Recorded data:
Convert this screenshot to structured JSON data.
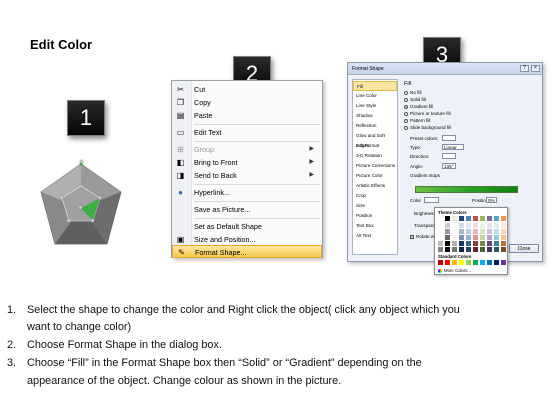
{
  "title": "Edit Color",
  "steps": [
    {
      "label": "1"
    },
    {
      "label": "2"
    },
    {
      "label": "3"
    }
  ],
  "context_menu": {
    "items": [
      {
        "label": "Cut",
        "icon": "scissors-icon",
        "enabled": true
      },
      {
        "label": "Copy",
        "icon": "copy-icon",
        "enabled": true
      },
      {
        "label": "Paste",
        "icon": "paste-icon",
        "enabled": true
      },
      {
        "label": "Edit Text",
        "icon": "edit-text-icon",
        "enabled": true
      },
      {
        "label": "Group",
        "icon": "group-icon",
        "enabled": false,
        "submenu": true
      },
      {
        "label": "Bring to Front",
        "icon": "bring-to-front-icon",
        "enabled": true,
        "submenu": true
      },
      {
        "label": "Send to Back",
        "icon": "send-to-back-icon",
        "enabled": true,
        "submenu": true
      },
      {
        "label": "Hyperlink...",
        "icon": "hyperlink-icon",
        "enabled": true
      },
      {
        "label": "Save as Picture...",
        "icon": "",
        "enabled": true
      },
      {
        "label": "Set as Default Shape",
        "icon": "",
        "enabled": true
      },
      {
        "label": "Size and Position...",
        "icon": "size-position-icon",
        "enabled": true
      },
      {
        "label": "Format Shape...",
        "icon": "format-shape-icon",
        "enabled": true,
        "highlighted": true
      }
    ]
  },
  "format_dialog": {
    "title": "Format Shape",
    "nav": [
      "Fill",
      "Line Color",
      "Line Style",
      "Shadow",
      "Reflection",
      "Glow and Soft Edges",
      "3-D Format",
      "3-D Rotation",
      "Picture Corrections",
      "Picture Color",
      "Artistic Effects",
      "Crop",
      "Size",
      "Position",
      "Text Box",
      "Alt Text"
    ],
    "section": "Fill",
    "fill_options": [
      "No fill",
      "Solid fill",
      "Gradient fill",
      "Picture or texture fill",
      "Pattern fill",
      "Slide background fill"
    ],
    "selected_fill": "Gradient fill",
    "fields": {
      "preset": "Preset colors:",
      "type_label": "Type:",
      "type_value": "Linear",
      "direction_label": "Direction:",
      "angle_label": "Angle:",
      "angle_value": "135°",
      "gradient_stops": "Gradient stops",
      "color_label": "Color",
      "position_label": "Position:",
      "position_value": "0%",
      "brightness_label": "Brightness:",
      "transparency_label": "Transparen",
      "rotate_label": "Rotate w"
    },
    "close_label": "Close",
    "palette": {
      "theme_label": "Theme Colors",
      "standard_label": "Standard Colors",
      "more_label": "More Colors...",
      "theme_top": [
        "#ffffff",
        "#000000",
        "#eeece1",
        "#1f497d",
        "#4f81bd",
        "#c0504d",
        "#9bbb59",
        "#8064a2",
        "#4bacc6",
        "#f79646"
      ],
      "standard": [
        "#c00000",
        "#ff0000",
        "#ffc000",
        "#ffff00",
        "#92d050",
        "#00b050",
        "#00b0f0",
        "#0070c0",
        "#002060",
        "#7030a0"
      ]
    }
  },
  "instructions": [
    {
      "num": "1.",
      "lines": [
        "Select the shape to change the color and Right click the object( click any object which you",
        "want to change color)"
      ]
    },
    {
      "num": "2.",
      "lines": [
        "Choose Format Shape in the dialog box."
      ]
    },
    {
      "num": "3.",
      "lines": [
        "Choose “Fill” in the Format Shape box then “Solid” or “Gradient” depending on the",
        "appearance of the object. Change colour as shown in the picture."
      ]
    }
  ]
}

(Directive): Exclude every picture and copy the remaining data exactly.

(Written solution):
Convert this screenshot to structured JSON data.
{
  "title": "Edit Color",
  "steps": [
    {
      "label": "1"
    },
    {
      "label": "2"
    },
    {
      "label": "3"
    }
  ],
  "context_menu": {
    "items": [
      {
        "label": "Cut",
        "icon": "scissors-icon",
        "enabled": true
      },
      {
        "label": "Copy",
        "icon": "copy-icon",
        "enabled": true
      },
      {
        "label": "Paste",
        "icon": "paste-icon",
        "enabled": true
      },
      {
        "label": "Edit Text",
        "icon": "edit-text-icon",
        "enabled": true
      },
      {
        "label": "Group",
        "icon": "group-icon",
        "enabled": false,
        "submenu": true
      },
      {
        "label": "Bring to Front",
        "icon": "bring-to-front-icon",
        "enabled": true,
        "submenu": true
      },
      {
        "label": "Send to Back",
        "icon": "send-to-back-icon",
        "enabled": true,
        "submenu": true
      },
      {
        "label": "Hyperlink...",
        "icon": "hyperlink-icon",
        "enabled": true
      },
      {
        "label": "Save as Picture...",
        "icon": "",
        "enabled": true
      },
      {
        "label": "Set as Default Shape",
        "icon": "",
        "enabled": true
      },
      {
        "label": "Size and Position...",
        "icon": "size-position-icon",
        "enabled": true
      },
      {
        "label": "Format Shape...",
        "icon": "format-shape-icon",
        "enabled": true,
        "highlighted": true
      }
    ]
  },
  "format_dialog": {
    "title": "Format Shape",
    "nav": [
      "Fill",
      "Line Color",
      "Line Style",
      "Shadow",
      "Reflection",
      "Glow and Soft Edges",
      "3-D Format",
      "3-D Rotation",
      "Picture Corrections",
      "Picture Color",
      "Artistic Effects",
      "Crop",
      "Size",
      "Position",
      "Text Box",
      "Alt Text"
    ],
    "section": "Fill",
    "fill_options": [
      "No fill",
      "Solid fill",
      "Gradient fill",
      "Picture or texture fill",
      "Pattern fill",
      "Slide background fill"
    ],
    "selected_fill": "Gradient fill",
    "fields": {
      "preset": "Preset colors:",
      "type_label": "Type:",
      "type_value": "Linear",
      "direction_label": "Direction:",
      "angle_label": "Angle:",
      "angle_value": "135°",
      "gradient_stops": "Gradient stops",
      "color_label": "Color",
      "position_label": "Position:",
      "position_value": "0%",
      "brightness_label": "Brightness:",
      "transparency_label": "Transparen",
      "rotate_label": "Rotate w"
    },
    "close_label": "Close",
    "palette": {
      "theme_label": "Theme Colors",
      "standard_label": "Standard Colors",
      "more_label": "More Colors...",
      "theme_top": [
        "#ffffff",
        "#000000",
        "#eeece1",
        "#1f497d",
        "#4f81bd",
        "#c0504d",
        "#9bbb59",
        "#8064a2",
        "#4bacc6",
        "#f79646"
      ],
      "standard": [
        "#c00000",
        "#ff0000",
        "#ffc000",
        "#ffff00",
        "#92d050",
        "#00b050",
        "#00b0f0",
        "#0070c0",
        "#002060",
        "#7030a0"
      ]
    }
  },
  "instructions": [
    {
      "num": "1.",
      "lines": [
        "Select the shape to change the color and Right click the object( click any object which you",
        "want to change color)"
      ]
    },
    {
      "num": "2.",
      "lines": [
        "Choose Format Shape in the dialog box."
      ]
    },
    {
      "num": "3.",
      "lines": [
        "Choose “Fill” in the Format Shape box then “Solid” or “Gradient” depending on the",
        "appearance of the object. Change colour as shown in the picture."
      ]
    }
  ]
}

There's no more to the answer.